### Task statement:
Write out all the entries word for word and omit any pictures.

### Stored data:
Start

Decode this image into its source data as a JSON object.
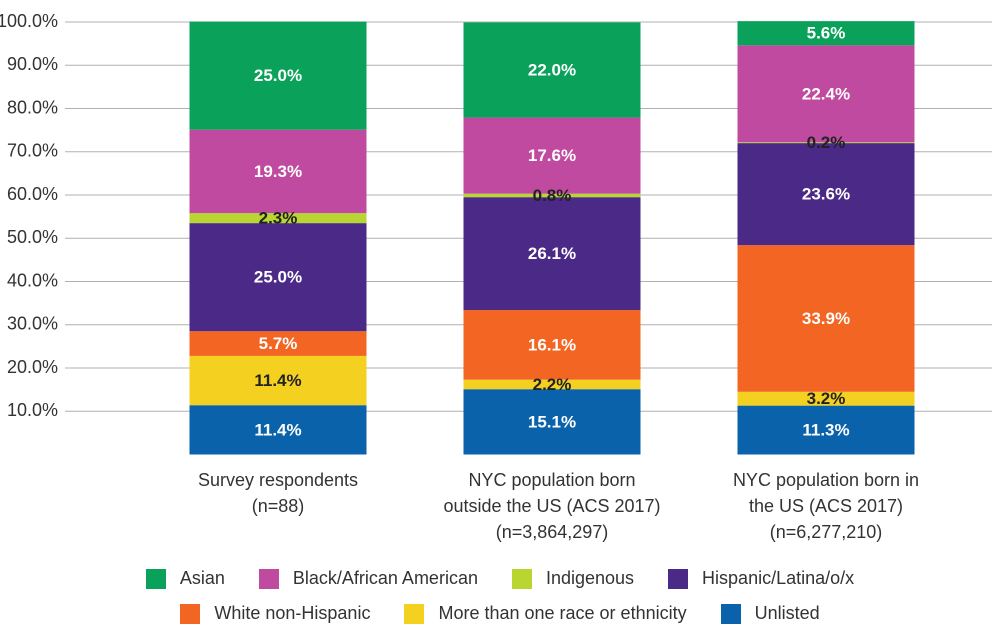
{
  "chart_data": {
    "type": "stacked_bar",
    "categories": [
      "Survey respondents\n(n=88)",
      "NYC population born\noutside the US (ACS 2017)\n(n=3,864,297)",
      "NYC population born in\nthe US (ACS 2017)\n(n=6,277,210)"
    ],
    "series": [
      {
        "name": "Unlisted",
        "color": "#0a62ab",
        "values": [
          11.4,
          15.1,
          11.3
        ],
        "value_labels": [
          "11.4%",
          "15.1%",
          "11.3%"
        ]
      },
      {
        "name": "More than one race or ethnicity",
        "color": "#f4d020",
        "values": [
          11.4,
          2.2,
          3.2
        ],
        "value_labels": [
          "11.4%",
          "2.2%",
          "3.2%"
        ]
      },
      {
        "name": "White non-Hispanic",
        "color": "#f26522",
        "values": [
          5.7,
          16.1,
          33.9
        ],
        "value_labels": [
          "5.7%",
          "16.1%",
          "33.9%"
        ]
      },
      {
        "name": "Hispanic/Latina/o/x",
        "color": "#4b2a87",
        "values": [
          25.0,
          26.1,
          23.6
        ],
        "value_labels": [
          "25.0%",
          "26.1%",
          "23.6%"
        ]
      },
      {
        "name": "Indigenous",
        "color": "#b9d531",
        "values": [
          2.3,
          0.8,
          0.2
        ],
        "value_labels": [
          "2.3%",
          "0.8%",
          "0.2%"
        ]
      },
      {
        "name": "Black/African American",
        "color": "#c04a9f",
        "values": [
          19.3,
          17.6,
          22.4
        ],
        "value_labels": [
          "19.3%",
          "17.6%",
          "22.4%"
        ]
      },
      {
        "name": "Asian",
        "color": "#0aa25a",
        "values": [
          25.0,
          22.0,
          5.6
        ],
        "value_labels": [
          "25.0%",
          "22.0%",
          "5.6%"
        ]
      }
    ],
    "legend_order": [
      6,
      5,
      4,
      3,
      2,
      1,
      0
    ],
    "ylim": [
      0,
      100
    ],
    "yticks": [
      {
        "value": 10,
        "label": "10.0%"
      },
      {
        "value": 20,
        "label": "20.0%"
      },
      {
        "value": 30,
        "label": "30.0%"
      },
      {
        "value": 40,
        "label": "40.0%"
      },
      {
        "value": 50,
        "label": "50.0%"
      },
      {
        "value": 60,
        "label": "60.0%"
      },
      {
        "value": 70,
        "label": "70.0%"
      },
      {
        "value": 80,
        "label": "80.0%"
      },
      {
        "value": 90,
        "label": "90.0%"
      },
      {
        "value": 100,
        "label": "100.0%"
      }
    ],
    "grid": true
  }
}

End

### Task result:
Decode this image into its source data as a JSON object.
{
  "chart_data": {
    "type": "stacked_bar",
    "categories": [
      "Survey respondents\n(n=88)",
      "NYC population born\noutside the US (ACS 2017)\n(n=3,864,297)",
      "NYC population born in\nthe US (ACS 2017)\n(n=6,277,210)"
    ],
    "series": [
      {
        "name": "Unlisted",
        "color": "#0a62ab",
        "values": [
          11.4,
          15.1,
          11.3
        ],
        "value_labels": [
          "11.4%",
          "15.1%",
          "11.3%"
        ]
      },
      {
        "name": "More than one race or ethnicity",
        "color": "#f4d020",
        "values": [
          11.4,
          2.2,
          3.2
        ],
        "value_labels": [
          "11.4%",
          "2.2%",
          "3.2%"
        ]
      },
      {
        "name": "White non-Hispanic",
        "color": "#f26522",
        "values": [
          5.7,
          16.1,
          33.9
        ],
        "value_labels": [
          "5.7%",
          "16.1%",
          "33.9%"
        ]
      },
      {
        "name": "Hispanic/Latina/o/x",
        "color": "#4b2a87",
        "values": [
          25.0,
          26.1,
          23.6
        ],
        "value_labels": [
          "25.0%",
          "26.1%",
          "23.6%"
        ]
      },
      {
        "name": "Indigenous",
        "color": "#b9d531",
        "values": [
          2.3,
          0.8,
          0.2
        ],
        "value_labels": [
          "2.3%",
          "0.8%",
          "0.2%"
        ]
      },
      {
        "name": "Black/African American",
        "color": "#c04a9f",
        "values": [
          19.3,
          17.6,
          22.4
        ],
        "value_labels": [
          "19.3%",
          "17.6%",
          "22.4%"
        ]
      },
      {
        "name": "Asian",
        "color": "#0aa25a",
        "values": [
          25.0,
          22.0,
          5.6
        ],
        "value_labels": [
          "25.0%",
          "22.0%",
          "5.6%"
        ]
      }
    ],
    "legend_order": [
      6,
      5,
      4,
      3,
      2,
      1,
      0
    ],
    "ylim": [
      0,
      100
    ],
    "yticks": [
      {
        "value": 10,
        "label": "10.0%"
      },
      {
        "value": 20,
        "label": "20.0%"
      },
      {
        "value": 30,
        "label": "30.0%"
      },
      {
        "value": 40,
        "label": "40.0%"
      },
      {
        "value": 50,
        "label": "50.0%"
      },
      {
        "value": 60,
        "label": "60.0%"
      },
      {
        "value": 70,
        "label": "70.0%"
      },
      {
        "value": 80,
        "label": "80.0%"
      },
      {
        "value": 90,
        "label": "90.0%"
      },
      {
        "value": 100,
        "label": "100.0%"
      }
    ],
    "grid": true
  }
}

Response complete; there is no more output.